Task brief ::
Any image found in the entries is to be skipped; the rest is returned word for word.

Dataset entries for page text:
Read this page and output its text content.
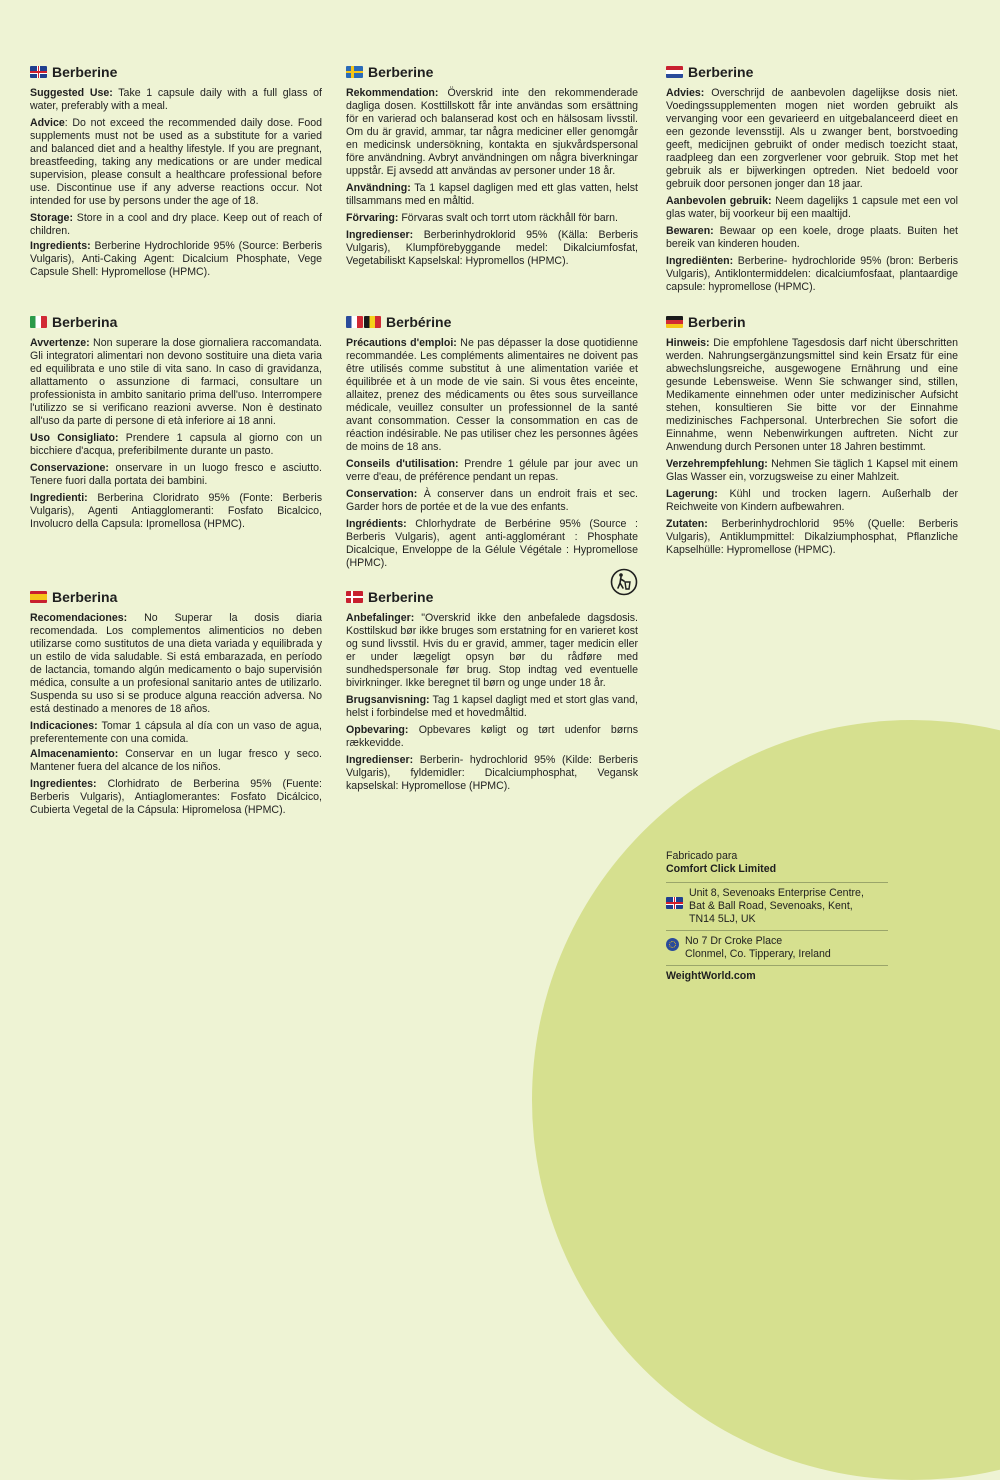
Berberine

Suggested Use: Take 1 capsule daily with a full glass of water, preferably with a meal.

Advice: Do not exceed the recommended daily dose. Food supplements must not be used as a substitute for a varied and balanced diet and a healthy lifestyle. If you are pregnant, breastfeeding, taking any medications or are under medical supervision, please consult a healthcare professional before use. Discontinue use if any adverse reactions occur. Not intended for use by persons under the age of 18.

Storage: Store in a cool and dry place. Keep out of reach of children.

Ingredients: Berberine Hydrochloride 95% (Source: Berberis Vulgaris), Anti-Caking Agent: Dicalcium Phosphate, Vege Capsule Shell: Hypromellose (HPMC).

Berberine

Rekommendation: Överskrid inte den rekommenderade dagliga dosen. Kosttillskott får inte användas som ersättning för en varierad och balanserad kost och en hälsosam livsstil. Om du är gravid, ammar, tar några mediciner eller genomgår en medicinsk undersökning, kontakta en sjukvårdspersonal före användning. Avbryt användningen om några biverkningar uppstår. Ej avsedd att användas av personer under 18 år.

Användning: Ta 1 kapsel dagligen med ett glas vatten, helst tillsammans med en måltid.

Förvaring: Förvaras svalt och torrt utom räckhåll för barn.

Ingredienser: Berberinhydroklorid 95% (Källa: Berberis Vulgaris), Klumpförebyggande medel: Dikalciumfosfat, Vegetabiliskt Kapselskal: Hypromellos (HPMC).

Berberine

Advies: Overschrijd de aanbevolen dagelijkse dosis niet. Voedingssupplementen mogen niet worden gebruikt als vervanging voor een gevarieerd en uitgebalanceerd dieet en een gezonde levensstijl. Als u zwanger bent, borstvoeding geeft, medicijnen gebruikt of onder medisch toezicht staat, raadpleeg dan een zorgverlener voor gebruik. Stop met het gebruik als er bijwerkingen optreden. Niet bedoeld voor gebruik door personen jonger dan 18 jaar.

Aanbevolen gebruik: Neem dagelijks 1 capsule met een vol glas water, bij voorkeur bij een maaltijd.

Bewaren: Bewaar op een koele, droge plaats. Buiten het bereik van kinderen houden.

Ingrediënten: Berberine- hydrochloride 95% (bron: Berberis Vulgaris), Antiklontermiddelen: dicalciumfosfaat, plantaardige capsule: hypromellose (HPMC).

Berberina

Avvertenze: Non superare la dose giornaliera raccomandata. Gli integratori alimentari non devono sostituire una dieta varia ed equilibrata e uno stile di vita sano. In caso di gravidanza, allattamento o assunzione di farmaci, consultare un professionista in ambito sanitario prima dell'uso. Interrompere l'utilizzo se si verificano reazioni avverse. Non è destinato all'uso da parte di persone di età inferiore ai 18 anni.

Uso Consigliato: Prendere 1 capsula al giorno con un bicchiere d'acqua, preferibilmente durante un pasto.

Conservazione: onservare in un luogo fresco e asciutto. Tenere fuori dalla portata dei bambini.

Ingredienti: Berberina Cloridrato 95% (Fonte: Berberis Vulgaris), Agenti Antiagglomeranti: Fosfato Bicalcico, Involucro della Capsula: Ipromellosa (HPMC).

Berbérine

Précautions d'emploi: Ne pas dépasser la dose quotidienne recommandée. Les compléments alimentaires ne doivent pas être utilisés comme substitut à une alimentation variée et équilibrée et à un mode de vie sain. Si vous êtes enceinte, allaitez, prenez des médicaments ou êtes sous surveillance médicale, veuillez consulter un professionnel de la santé avant consommation. Cesser la consommation en cas de réaction indésirable. Ne pas utiliser chez les personnes âgées de moins de 18 ans.

Conseils d'utilisation: Prendre 1 gélule par jour avec un verre d'eau, de préférence pendant un repas.

Conservation: À conserver dans un endroit frais et sec. Garder hors de portée et de la vue des enfants.

Ingrédients: Chlorhydrate de Berbérine 95% (Source : Berberis Vulgaris), agent anti-agglomérant : Phosphate Dicalcique, Enveloppe de la Gélule Végétale : Hypromellose (HPMC).

Berberin

Hinweis: Die empfohlene Tagesdosis darf nicht überschritten werden. Nahrungsergänzungsmittel sind kein Ersatz für eine abwechslungsreiche, ausgewogene Ernährung und eine gesunde Lebensweise. Wenn Sie schwanger sind, stillen, Medikamente einnehmen oder unter medizinischer Aufsicht stehen, konsultieren Sie bitte vor der Einnahme medizinisches Fachpersonal. Unterbrechen Sie sofort die Einnahme, wenn Nebenwirkungen auftreten. Nicht zur Anwendung durch Personen unter 18 Jahren bestimmt.

Verzehrempfehlung: Nehmen Sie täglich 1 Kapsel mit einem Glas Wasser ein, vorzugsweise zu einer Mahlzeit.

Lagerung: Kühl und trocken lagern. Außerhalb der Reichweite von Kindern aufbewahren.

Zutaten: Berberinhydrochlorid 95% (Quelle: Berberis Vulgaris), Antiklumpmittel: Dikalziumphosphat, Pflanzliche Kapselhülle: Hypromellose (HPMC).

Berberina

Recomendaciones: No Superar la dosis diaria recomendada. Los complementos alimenticios no deben utilizarse como sustitutos de una dieta variada y equilibrada y un estilo de vida saludable. Si está embarazada, en período de lactancia, tomando algún medicamento o bajo supervisión médica, consulte a un profesional sanitario antes de utilizarlo. Suspenda su uso si se produce alguna reacción adversa. No está destinado a menores de 18 años.

Indicaciones: Tomar 1 cápsula al día con un vaso de agua, preferentemente con una comida.

Almacenamiento: Conservar en un lugar fresco y seco. Mantener fuera del alcance de los niños.

Ingredientes: Clorhidrato de Berberina 95% (Fuente: Berberis Vulgaris), Antiaglomerantes: Fosfato Dicálcico, Cubierta Vegetal de la Cápsula: Hipromelosa (HPMC).

Berberine

Anbefalinger: "Overskrid ikke den anbefalede dagsdosis. Kosttilskud bør ikke bruges som erstatning for en varieret kost og sund livsstil. Hvis du er gravid, ammer, tager medicin eller er under lægeligt opsyn bør du rådføre med sundhedspersonale før brug. Stop indtag ved eventuelle bivirkninger. Ikke beregnet til børn og unge under 18 år.

Brugsanvisning: Tag 1 kapsel dagligt med et stort glas vand, helst i forbindelse med et hovedmåltid.

Opbevaring: Opbevares køligt og tørt udenfor børns rækkevidde.

Ingredienser: Berberin- hydrochlorid 95% (Kilde: Berberis Vulgaris), fyldemidler: Dicalciumphosphat, Vegansk kapselskal: Hypromellose (HPMC).

Fabricado para
Comfort Click Limited
Unit 8, Sevenoaks Enterprise Centre,
Bat & Ball Road, Sevenoaks, Kent,
TN14 5LJ, UK
No 7 Dr Croke Place
Clonmel, Co. Tipperary, Ireland
WeightWorld.com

Answer section ::
Read this page and output its text content.
Berberine

Suggested Use: Take 1 capsule daily with a full glass of water, preferably with a meal.

Advice: Do not exceed the recommended daily dose. Food supplements must not be used as a substitute for a varied and balanced diet and a healthy lifestyle. If you are pregnant, breastfeeding, taking any medications or are under medical supervision, please consult a healthcare professional before use. Discontinue use if any adverse reactions occur. Not intended for use by persons under the age of 18.

Storage: Store in a cool and dry place. Keep out of reach of children.

Ingredients: Berberine Hydrochloride 95% (Source: Berberis Vulgaris), Anti-Caking Agent: Dicalcium Phosphate, Vege Capsule Shell: Hypromellose (HPMC).

Berberine

Rekommendation: Överskrid inte den rekommenderade dagliga dosen. Kosttillskott får inte användas som ersättning för en varierad och balanserad kost och en hälsosam livsstil. Om du är gravid, ammar, tar några mediciner eller genomgår en medicinsk undersökning, kontakta en sjukvårdspersonal före användning. Avbryt användningen om några biverkningar uppstår. Ej avsedd att användas av personer under 18 år.

Användning: Ta 1 kapsel dagligen med ett glas vatten, helst tillsammans med en måltid.

Förvaring: Förvaras svalt och torrt utom räckhåll för barn.

Ingredienser: Berberinhydroklorid 95% (Källa: Berberis Vulgaris), Klumpförebyggande medel: Dikalciumfosfat, Vegetabiliskt Kapselskal: Hypromellos (HPMC).

Berberine

Advies: Overschrijd de aanbevolen dagelijkse dosis niet. Voedingssupplementen mogen niet worden gebruikt als vervanging voor een gevarieerd en uitgebalanceerd dieet en een gezonde levensstijl. Als u zwanger bent, borstvoeding geeft, medicijnen gebruikt of onder medisch toezicht staat, raadpleeg dan een zorgverlener voor gebruik. Stop met het gebruik als er bijwerkingen optreden. Niet bedoeld voor gebruik door personen jonger dan 18 jaar.

Aanbevolen gebruik: Neem dagelijks 1 capsule met een vol glas water, bij voorkeur bij een maaltijd.

Bewaren: Bewaar op een koele, droge plaats. Buiten het bereik van kinderen houden.

Ingrediënten: Berberine- hydrochloride 95% (bron: Berberis Vulgaris), Antiklontermiddelen: dicalciumfosfaat, plantaardige capsule: hypromellose (HPMC).

Berberina

Avvertenze: Non superare la dose giornaliera raccomandata. Gli integratori alimentari non devono sostituire una dieta varia ed equilibrata e uno stile di vita sano. In caso di gravidanza, allattamento o assunzione di farmaci, consultare un professionista in ambito sanitario prima dell'uso. Interrompere l'utilizzo se si verificano reazioni avverse. Non è destinato all'uso da parte di persone di età inferiore ai 18 anni.

Uso Consigliato: Prendere 1 capsula al giorno con un bicchiere d'acqua, preferibilmente durante un pasto.

Conservazione: onservare in un luogo fresco e asciutto. Tenere fuori dalla portata dei bambini.

Ingredienti: Berberina Cloridrato 95% (Fonte: Berberis Vulgaris), Agenti Antiagglomeranti: Fosfato Bicalcico, Involucro della Capsula: Ipromellosa (HPMC).

Berbérine

Précautions d'emploi: Ne pas dépasser la dose quotidienne recommandée. Les compléments alimentaires ne doivent pas être utilisés comme substitut à une alimentation variée et équilibrée et à un mode de vie sain. Si vous êtes enceinte, allaitez, prenez des médicaments ou êtes sous surveillance médicale, veuillez consulter un professionnel de la santé avant consommation. Cesser la consommation en cas de réaction indésirable. Ne pas utiliser chez les personnes âgées de moins de 18 ans.

Conseils d'utilisation: Prendre 1 gélule par jour avec un verre d'eau, de préférence pendant un repas.

Conservation: À conserver dans un endroit frais et sec. Garder hors de portée et de la vue des enfants.

Ingrédients: Chlorhydrate de Berbérine 95% (Source : Berberis Vulgaris), agent anti-agglomérant : Phosphate Dicalcique, Enveloppe de la Gélule Végétale : Hypromellose (HPMC).

Berberin

Hinweis: Die empfohlene Tagesdosis darf nicht überschritten werden. Nahrungsergänzungsmittel sind kein Ersatz für eine abwechslungsreiche, ausgewogene Ernährung und eine gesunde Lebensweise. Wenn Sie schwanger sind, stillen, Medikamente einnehmen oder unter medizinischer Aufsicht stehen, konsultieren Sie bitte vor der Einnahme medizinisches Fachpersonal. Unterbrechen Sie sofort die Einnahme, wenn Nebenwirkungen auftreten. Nicht zur Anwendung durch Personen unter 18 Jahren bestimmt.

Verzehrempfehlung: Nehmen Sie täglich 1 Kapsel mit einem Glas Wasser ein, vorzugsweise zu einer Mahlzeit.

Lagerung: Kühl und trocken lagern. Außerhalb der Reichweite von Kindern aufbewahren.

Zutaten: Berberinhydrochlorid 95% (Quelle: Berberis Vulgaris), Antiklumpmittel: Dikalziumphosphat, Pflanzliche Kapselhülle: Hypromellose (HPMC).

Berberina

Recomendaciones: No Superar la dosis diaria recomendada. Los complementos alimenticios no deben utilizarse como sustitutos de una dieta variada y equilibrada y un estilo de vida saludable. Si está embarazada, en período de lactancia, tomando algún medicamento o bajo supervisión médica, consulte a un profesional sanitario antes de utilizarlo. Suspenda su uso si se produce alguna reacción adversa. No está destinado a menores de 18 años.

Indicaciones: Tomar 1 cápsula al día con un vaso de agua, preferentemente con una comida.

Almacenamiento: Conservar en un lugar fresco y seco. Mantener fuera del alcance de los niños.

Ingredientes: Clorhidrato de Berberina 95% (Fuente: Berberis Vulgaris), Antiaglomerantes: Fosfato Dicálcico, Cubierta Vegetal de la Cápsula: Hipromelosa (HPMC).

Berberine

Anbefalinger: "Overskrid ikke den anbefalede dagsdosis. Kosttilskud bør ikke bruges som erstatning for en varieret kost og sund livsstil. Hvis du er gravid, ammer, tager medicin eller er under lægeligt opsyn bør du rådføre med sundhedspersonale før brug. Stop indtag ved eventuelle bivirkninger. Ikke beregnet til børn og unge under 18 år.

Brugsanvisning: Tag 1 kapsel dagligt med et stort glas vand, helst i forbindelse med et hovedmåltid.

Opbevaring: Opbevares køligt og tørt udenfor børns rækkevidde.

Ingredienser: Berberin- hydrochlorid 95% (Kilde: Berberis Vulgaris), fyldemidler: Dicalciumphosphat, Vegansk kapselskal: Hypromellose (HPMC).

Fabricado para
Comfort Click Limited
Unit 8, Sevenoaks Enterprise Centre,
Bat & Ball Road, Sevenoaks, Kent,
TN14 5LJ, UK
No 7 Dr Croke Place
Clonmel, Co. Tipperary, Ireland
WeightWorld.com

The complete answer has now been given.